> _EXERCISE DESCRIPTION_
Copy all of the records below verbatim.

---------- INFORMATION SUPPLIED

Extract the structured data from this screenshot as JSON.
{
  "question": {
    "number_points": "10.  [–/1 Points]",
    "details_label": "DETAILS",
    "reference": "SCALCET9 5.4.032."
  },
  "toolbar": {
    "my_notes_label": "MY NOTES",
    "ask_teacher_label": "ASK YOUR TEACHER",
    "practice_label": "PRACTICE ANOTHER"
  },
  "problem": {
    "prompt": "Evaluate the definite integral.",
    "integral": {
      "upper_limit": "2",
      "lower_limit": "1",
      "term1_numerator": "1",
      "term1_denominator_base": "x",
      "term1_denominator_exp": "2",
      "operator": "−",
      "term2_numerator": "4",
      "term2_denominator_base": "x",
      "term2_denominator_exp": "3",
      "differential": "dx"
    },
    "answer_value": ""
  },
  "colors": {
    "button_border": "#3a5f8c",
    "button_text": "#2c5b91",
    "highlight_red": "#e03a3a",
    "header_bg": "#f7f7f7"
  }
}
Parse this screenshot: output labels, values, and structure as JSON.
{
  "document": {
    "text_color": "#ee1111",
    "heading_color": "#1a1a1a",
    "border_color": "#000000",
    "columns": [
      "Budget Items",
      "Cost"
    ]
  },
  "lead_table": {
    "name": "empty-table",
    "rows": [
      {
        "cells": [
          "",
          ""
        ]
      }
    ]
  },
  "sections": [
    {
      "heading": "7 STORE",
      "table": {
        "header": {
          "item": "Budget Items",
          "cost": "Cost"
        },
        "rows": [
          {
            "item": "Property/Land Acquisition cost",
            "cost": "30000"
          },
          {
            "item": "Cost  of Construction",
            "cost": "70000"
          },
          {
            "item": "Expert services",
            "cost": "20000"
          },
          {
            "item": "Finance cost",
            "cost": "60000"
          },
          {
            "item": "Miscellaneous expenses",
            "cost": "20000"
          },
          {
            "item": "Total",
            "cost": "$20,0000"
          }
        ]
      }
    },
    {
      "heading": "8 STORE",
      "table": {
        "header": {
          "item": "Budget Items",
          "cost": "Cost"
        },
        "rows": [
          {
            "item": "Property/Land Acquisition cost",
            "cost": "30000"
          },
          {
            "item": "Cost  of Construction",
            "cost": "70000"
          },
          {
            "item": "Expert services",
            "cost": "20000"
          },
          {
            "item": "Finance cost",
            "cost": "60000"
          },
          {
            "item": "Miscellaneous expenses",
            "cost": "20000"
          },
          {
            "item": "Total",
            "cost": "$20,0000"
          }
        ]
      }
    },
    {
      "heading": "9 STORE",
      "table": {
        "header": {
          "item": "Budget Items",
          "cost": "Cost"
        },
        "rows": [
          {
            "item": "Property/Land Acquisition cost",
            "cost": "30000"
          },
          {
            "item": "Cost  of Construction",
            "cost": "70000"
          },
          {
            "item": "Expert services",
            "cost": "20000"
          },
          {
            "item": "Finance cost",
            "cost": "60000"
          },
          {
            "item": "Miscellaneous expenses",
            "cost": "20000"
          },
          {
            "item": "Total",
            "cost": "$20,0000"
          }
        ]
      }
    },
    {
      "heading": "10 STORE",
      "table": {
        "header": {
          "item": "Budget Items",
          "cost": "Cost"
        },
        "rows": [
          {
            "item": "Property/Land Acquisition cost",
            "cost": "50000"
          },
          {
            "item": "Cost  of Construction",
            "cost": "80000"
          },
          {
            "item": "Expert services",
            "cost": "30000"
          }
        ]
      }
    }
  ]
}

--------------------

> _FINISHED ANSWER_
Extract the structured data from this screenshot as JSON.
{
  "question": {
    "number_points": "10.  [–/1 Points]",
    "details_label": "DETAILS",
    "reference": "SCALCET9 5.4.032."
  },
  "toolbar": {
    "my_notes_label": "MY NOTES",
    "ask_teacher_label": "ASK YOUR TEACHER",
    "practice_label": "PRACTICE ANOTHER"
  },
  "problem": {
    "prompt": "Evaluate the definite integral.",
    "integral": {
      "upper_limit": "2",
      "lower_limit": "1",
      "term1_numerator": "1",
      "term1_denominator_base": "x",
      "term1_denominator_exp": "2",
      "operator": "−",
      "term2_numerator": "4",
      "term2_denominator_base": "x",
      "term2_denominator_exp": "3",
      "differential": "dx"
    },
    "answer_value": ""
  },
  "colors": {
    "button_border": "#3a5f8c",
    "button_text": "#2c5b91",
    "highlight_red": "#e03a3a",
    "header_bg": "#f7f7f7"
  }
}
Parse this screenshot: output labels, values, and structure as JSON.
{
  "document": {
    "text_color": "#ee1111",
    "heading_color": "#1a1a1a",
    "border_color": "#000000",
    "columns": [
      "Budget Items",
      "Cost"
    ]
  },
  "lead_table": {
    "name": "empty-table",
    "rows": [
      {
        "cells": [
          "",
          ""
        ]
      }
    ]
  },
  "sections": [
    {
      "heading": "7 STORE",
      "table": {
        "header": {
          "item": "Budget Items",
          "cost": "Cost"
        },
        "rows": [
          {
            "item": "Property/Land Acquisition cost",
            "cost": "30000"
          },
          {
            "item": "Cost  of Construction",
            "cost": "70000"
          },
          {
            "item": "Expert services",
            "cost": "20000"
          },
          {
            "item": "Finance cost",
            "cost": "60000"
          },
          {
            "item": "Miscellaneous expenses",
            "cost": "20000"
          },
          {
            "item": "Total",
            "cost": "$20,0000"
          }
        ]
      }
    },
    {
      "heading": "8 STORE",
      "table": {
        "header": {
          "item": "Budget Items",
          "cost": "Cost"
        },
        "rows": [
          {
            "item": "Property/Land Acquisition cost",
            "cost": "30000"
          },
          {
            "item": "Cost  of Construction",
            "cost": "70000"
          },
          {
            "item": "Expert services",
            "cost": "20000"
          },
          {
            "item": "Finance cost",
            "cost": "60000"
          },
          {
            "item": "Miscellaneous expenses",
            "cost": "20000"
          },
          {
            "item": "Total",
            "cost": "$20,0000"
          }
        ]
      }
    },
    {
      "heading": "9 STORE",
      "table": {
        "header": {
          "item": "Budget Items",
          "cost": "Cost"
        },
        "rows": [
          {
            "item": "Property/Land Acquisition cost",
            "cost": "30000"
          },
          {
            "item": "Cost  of Construction",
            "cost": "70000"
          },
          {
            "item": "Expert services",
            "cost": "20000"
          },
          {
            "item": "Finance cost",
            "cost": "60000"
          },
          {
            "item": "Miscellaneous expenses",
            "cost": "20000"
          },
          {
            "item": "Total",
            "cost": "$20,0000"
          }
        ]
      }
    },
    {
      "heading": "10 STORE",
      "table": {
        "header": {
          "item": "Budget Items",
          "cost": "Cost"
        },
        "rows": [
          {
            "item": "Property/Land Acquisition cost",
            "cost": "50000"
          },
          {
            "item": "Cost  of Construction",
            "cost": "80000"
          },
          {
            "item": "Expert services",
            "cost": "30000"
          }
        ]
      }
    }
  ]
}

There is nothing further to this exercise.